Provided information >>
+++

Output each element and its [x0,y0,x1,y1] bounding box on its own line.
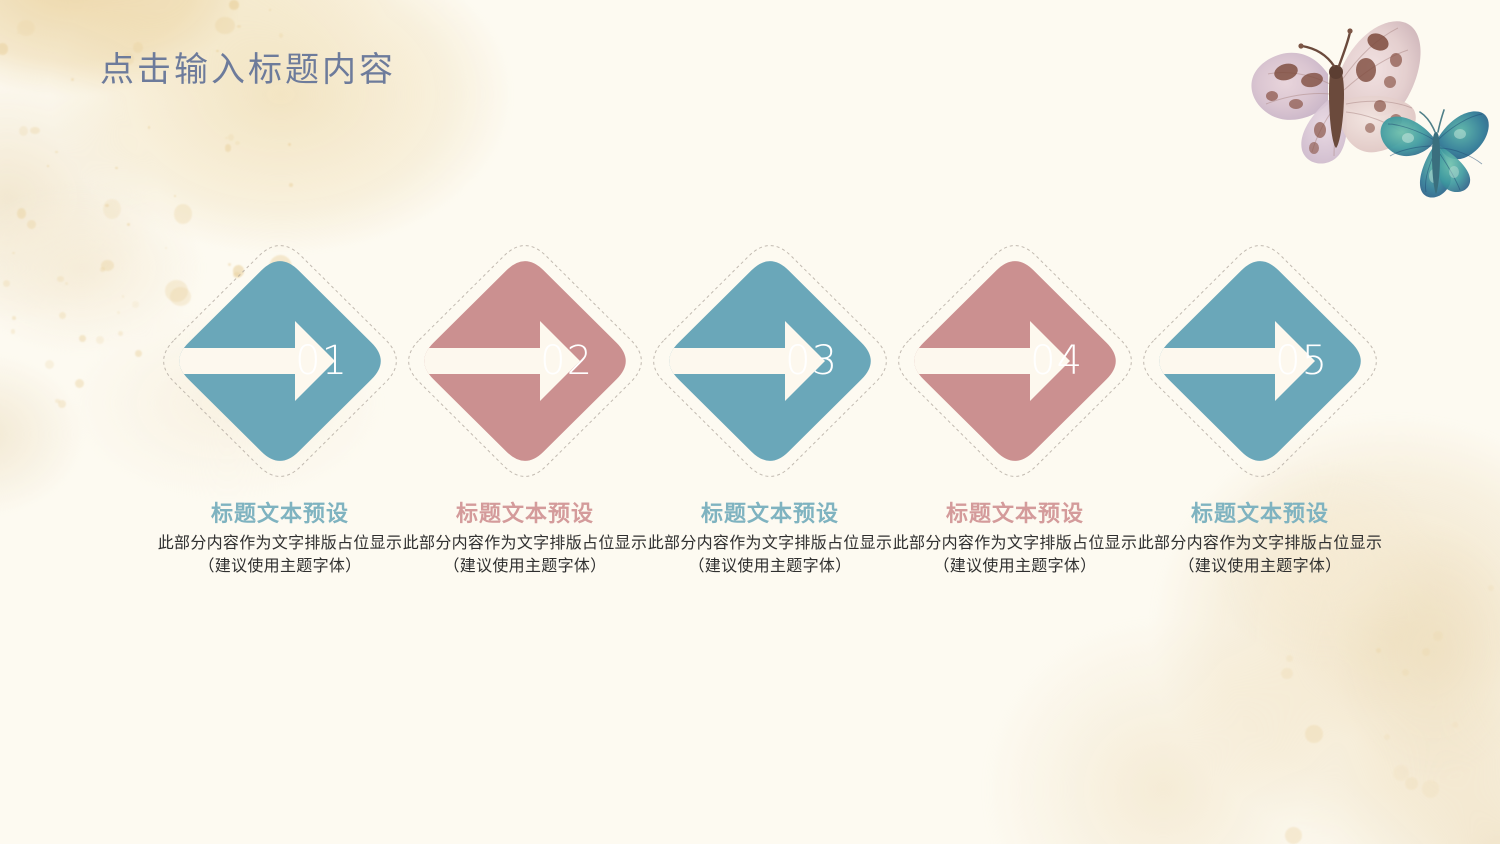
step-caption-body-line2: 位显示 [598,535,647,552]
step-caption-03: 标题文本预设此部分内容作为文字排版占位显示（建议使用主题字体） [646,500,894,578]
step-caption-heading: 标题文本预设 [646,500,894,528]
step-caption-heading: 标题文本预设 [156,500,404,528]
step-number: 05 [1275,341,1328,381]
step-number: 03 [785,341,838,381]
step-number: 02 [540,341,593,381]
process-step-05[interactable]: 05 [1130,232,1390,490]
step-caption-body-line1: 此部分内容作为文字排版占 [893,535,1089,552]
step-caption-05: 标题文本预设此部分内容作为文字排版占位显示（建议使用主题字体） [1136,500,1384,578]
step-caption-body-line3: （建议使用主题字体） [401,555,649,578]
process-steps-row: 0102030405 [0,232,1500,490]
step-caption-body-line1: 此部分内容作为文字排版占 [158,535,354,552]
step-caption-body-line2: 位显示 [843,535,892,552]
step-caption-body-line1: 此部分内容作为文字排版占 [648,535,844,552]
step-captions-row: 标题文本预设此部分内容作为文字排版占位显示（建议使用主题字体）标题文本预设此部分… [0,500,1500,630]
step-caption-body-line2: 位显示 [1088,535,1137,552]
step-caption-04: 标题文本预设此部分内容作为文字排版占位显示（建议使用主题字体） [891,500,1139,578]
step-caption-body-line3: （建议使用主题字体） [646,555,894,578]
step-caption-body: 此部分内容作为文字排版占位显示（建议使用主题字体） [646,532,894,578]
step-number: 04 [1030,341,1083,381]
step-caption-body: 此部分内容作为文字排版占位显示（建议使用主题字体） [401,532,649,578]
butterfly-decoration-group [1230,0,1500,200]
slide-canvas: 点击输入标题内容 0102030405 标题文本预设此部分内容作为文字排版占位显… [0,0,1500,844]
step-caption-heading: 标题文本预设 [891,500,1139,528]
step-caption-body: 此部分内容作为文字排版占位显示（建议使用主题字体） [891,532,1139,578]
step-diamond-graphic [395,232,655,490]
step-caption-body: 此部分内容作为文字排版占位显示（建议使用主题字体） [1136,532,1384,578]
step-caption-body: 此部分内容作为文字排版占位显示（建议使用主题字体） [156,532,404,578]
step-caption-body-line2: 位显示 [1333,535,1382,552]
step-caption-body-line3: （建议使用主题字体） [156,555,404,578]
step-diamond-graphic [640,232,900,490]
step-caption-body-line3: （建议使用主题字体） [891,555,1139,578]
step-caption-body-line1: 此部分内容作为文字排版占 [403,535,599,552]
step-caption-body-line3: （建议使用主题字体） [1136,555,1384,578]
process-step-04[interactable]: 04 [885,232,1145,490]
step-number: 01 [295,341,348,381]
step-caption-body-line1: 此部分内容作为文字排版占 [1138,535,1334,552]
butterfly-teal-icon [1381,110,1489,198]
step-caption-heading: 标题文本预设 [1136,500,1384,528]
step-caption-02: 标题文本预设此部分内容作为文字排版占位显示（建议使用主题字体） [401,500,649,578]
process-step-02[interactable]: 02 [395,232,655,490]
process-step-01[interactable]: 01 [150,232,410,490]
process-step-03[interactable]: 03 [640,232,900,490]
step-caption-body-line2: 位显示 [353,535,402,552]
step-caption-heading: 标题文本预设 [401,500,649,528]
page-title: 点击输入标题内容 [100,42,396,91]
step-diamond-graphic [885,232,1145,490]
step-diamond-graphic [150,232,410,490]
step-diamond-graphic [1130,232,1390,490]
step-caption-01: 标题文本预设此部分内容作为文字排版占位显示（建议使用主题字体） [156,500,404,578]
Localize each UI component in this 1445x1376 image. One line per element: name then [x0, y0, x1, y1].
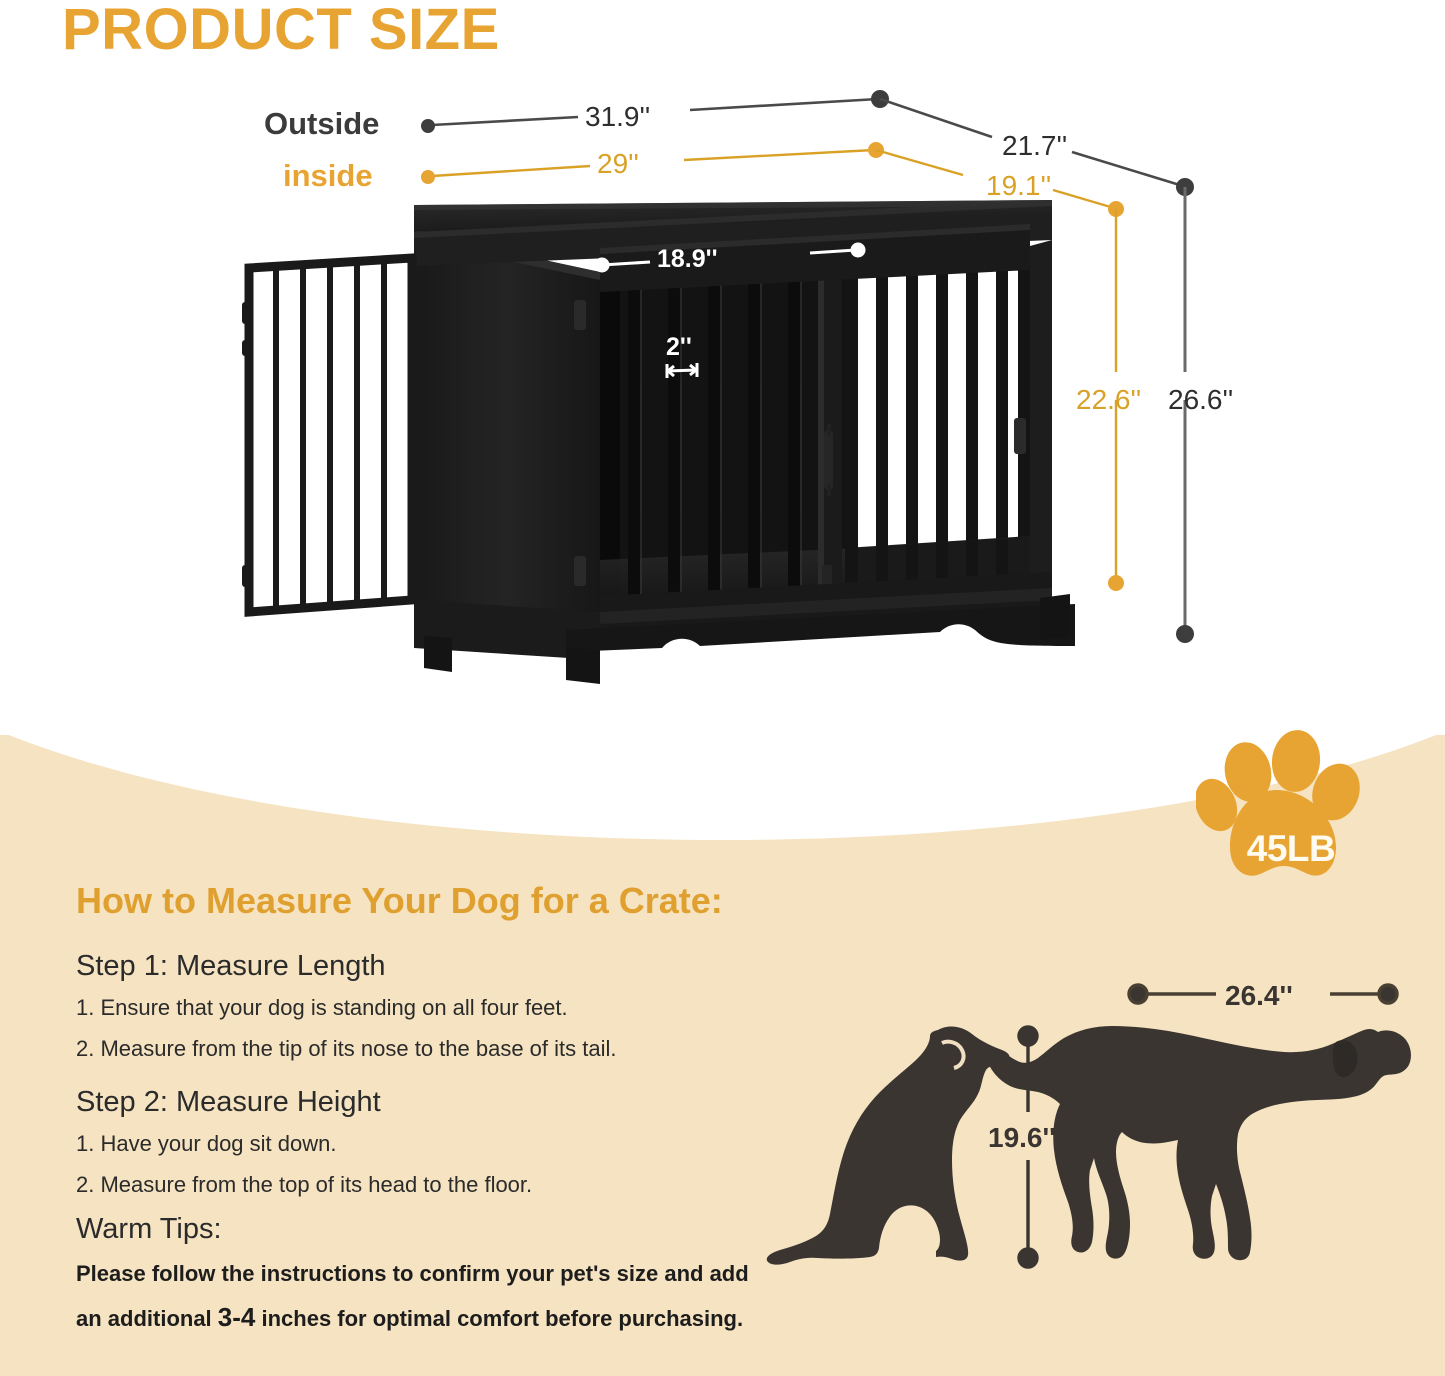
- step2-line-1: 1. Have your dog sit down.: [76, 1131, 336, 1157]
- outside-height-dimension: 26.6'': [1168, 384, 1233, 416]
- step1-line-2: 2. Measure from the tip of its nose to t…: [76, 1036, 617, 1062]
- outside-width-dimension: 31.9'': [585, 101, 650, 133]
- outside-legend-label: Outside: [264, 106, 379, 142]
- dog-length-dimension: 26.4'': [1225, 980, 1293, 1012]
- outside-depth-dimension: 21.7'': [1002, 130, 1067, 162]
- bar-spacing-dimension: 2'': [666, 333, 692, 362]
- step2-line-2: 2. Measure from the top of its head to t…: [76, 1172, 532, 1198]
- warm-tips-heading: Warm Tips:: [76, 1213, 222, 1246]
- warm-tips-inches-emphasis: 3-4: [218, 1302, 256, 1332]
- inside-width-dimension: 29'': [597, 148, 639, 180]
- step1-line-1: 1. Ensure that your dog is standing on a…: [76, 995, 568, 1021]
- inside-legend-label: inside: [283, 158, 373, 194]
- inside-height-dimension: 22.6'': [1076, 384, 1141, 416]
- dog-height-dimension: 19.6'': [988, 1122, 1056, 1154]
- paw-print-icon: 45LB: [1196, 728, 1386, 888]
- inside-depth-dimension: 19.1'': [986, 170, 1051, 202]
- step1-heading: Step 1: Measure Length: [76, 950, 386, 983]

+++

Your objective >> Copy out every line above word for word, omitting the pictures.

Result >>
Output each element and its [x0,y0,x1,y1] bounding box on its own line.
step-caption-body-line2: 位显示 [598,535,647,552]
step-caption-03: 标题文本预设此部分内容作为文字排版占位显示（建议使用主题字体） [646,500,894,578]
step-caption-heading: 标题文本预设 [646,500,894,528]
step-caption-heading: 标题文本预设 [156,500,404,528]
step-number: 05 [1275,341,1328,381]
step-number: 03 [785,341,838,381]
step-number: 02 [540,341,593,381]
process-step-05[interactable]: 05 [1130,232,1390,490]
step-caption-body-line1: 此部分内容作为文字排版占 [893,535,1089,552]
step-caption-05: 标题文本预设此部分内容作为文字排版占位显示（建议使用主题字体） [1136,500,1384,578]
step-caption-body-line3: （建议使用主题字体） [401,555,649,578]
process-steps-row: 0102030405 [0,232,1500,490]
step-caption-body-line1: 此部分内容作为文字排版占 [158,535,354,552]
step-caption-body-line2: 位显示 [843,535,892,552]
step-caption-body-line1: 此部分内容作为文字排版占 [648,535,844,552]
step-captions-row: 标题文本预设此部分内容作为文字排版占位显示（建议使用主题字体）标题文本预设此部分… [0,500,1500,630]
step-caption-body-line2: 位显示 [1088,535,1137,552]
step-caption-04: 标题文本预设此部分内容作为文字排版占位显示（建议使用主题字体） [891,500,1139,578]
step-caption-body-line3: （建议使用主题字体） [646,555,894,578]
step-caption-body: 此部分内容作为文字排版占位显示（建议使用主题字体） [646,532,894,578]
step-number: 04 [1030,341,1083,381]
step-caption-body: 此部分内容作为文字排版占位显示（建议使用主题字体） [401,532,649,578]
butterfly-decoration-group [1230,0,1500,200]
slide-canvas: 点击输入标题内容 0102030405 标题文本预设此部分内容作为文字排版占位显… [0,0,1500,844]
step-caption-heading: 标题文本预设 [891,500,1139,528]
step-caption-body: 此部分内容作为文字排版占位显示（建议使用主题字体） [891,532,1139,578]
step-diamond-graphic [395,232,655,490]
step-caption-body: 此部分内容作为文字排版占位显示（建议使用主题字体） [1136,532,1384,578]
step-caption-body: 此部分内容作为文字排版占位显示（建议使用主题字体） [156,532,404,578]
step-caption-body-line2: 位显示 [1333,535,1382,552]
step-caption-body-line3: （建议使用主题字体） [156,555,404,578]
step-diamond-graphic [640,232,900,490]
step-caption-body-line3: （建议使用主题字体） [891,555,1139,578]
step-caption-body-line1: 此部分内容作为文字排版占 [403,535,599,552]
step-caption-body-line3: （建议使用主题字体） [1136,555,1384,578]
process-step-04[interactable]: 04 [885,232,1145,490]
step-number: 01 [295,341,348,381]
step-caption-body-line1: 此部分内容作为文字排版占 [1138,535,1334,552]
butterfly-teal-icon [1381,110,1489,198]
step-caption-heading: 标题文本预设 [1136,500,1384,528]
step-caption-02: 标题文本预设此部分内容作为文字排版占位显示（建议使用主题字体） [401,500,649,578]
process-step-02[interactable]: 02 [395,232,655,490]
process-step-01[interactable]: 01 [150,232,410,490]
process-step-03[interactable]: 03 [640,232,900,490]
step-caption-body-line2: 位显示 [353,535,402,552]
step-caption-heading: 标题文本预设 [401,500,649,528]
page-title: 点击输入标题内容 [100,42,396,91]
step-diamond-graphic [885,232,1145,490]
step-diamond-graphic [150,232,410,490]
step-diamond-graphic [1130,232,1390,490]
step-caption-01: 标题文本预设此部分内容作为文字排版占位显示（建议使用主题字体） [156,500,404,578]
Localize each UI component in this 1445x1376 image. One line per element: name then [x0, y0, x1, y1].
- step2-line-1: 1. Have your dog sit down.: [76, 1131, 336, 1157]
- outside-height-dimension: 26.6'': [1168, 384, 1233, 416]
- step1-line-2: 2. Measure from the tip of its nose to t…: [76, 1036, 617, 1062]
- outside-width-dimension: 31.9'': [585, 101, 650, 133]
- outside-legend-label: Outside: [264, 106, 379, 142]
- dog-length-dimension: 26.4'': [1225, 980, 1293, 1012]
- outside-depth-dimension: 21.7'': [1002, 130, 1067, 162]
- bar-spacing-dimension: 2'': [666, 333, 692, 362]
- step2-line-2: 2. Measure from the top of its head to t…: [76, 1172, 532, 1198]
- warm-tips-heading: Warm Tips:: [76, 1213, 222, 1246]
- warm-tips-inches-emphasis: 3-4: [218, 1302, 256, 1332]
- inside-width-dimension: 29'': [597, 148, 639, 180]
- step1-line-1: 1. Ensure that your dog is standing on a…: [76, 995, 568, 1021]
- inside-legend-label: inside: [283, 158, 373, 194]
- inside-height-dimension: 22.6'': [1076, 384, 1141, 416]
- dog-height-dimension: 19.6'': [988, 1122, 1056, 1154]
- paw-print-icon: 45LB: [1196, 728, 1386, 888]
- inside-depth-dimension: 19.1'': [986, 170, 1051, 202]
- step1-heading: Step 1: Measure Length: [76, 950, 386, 983]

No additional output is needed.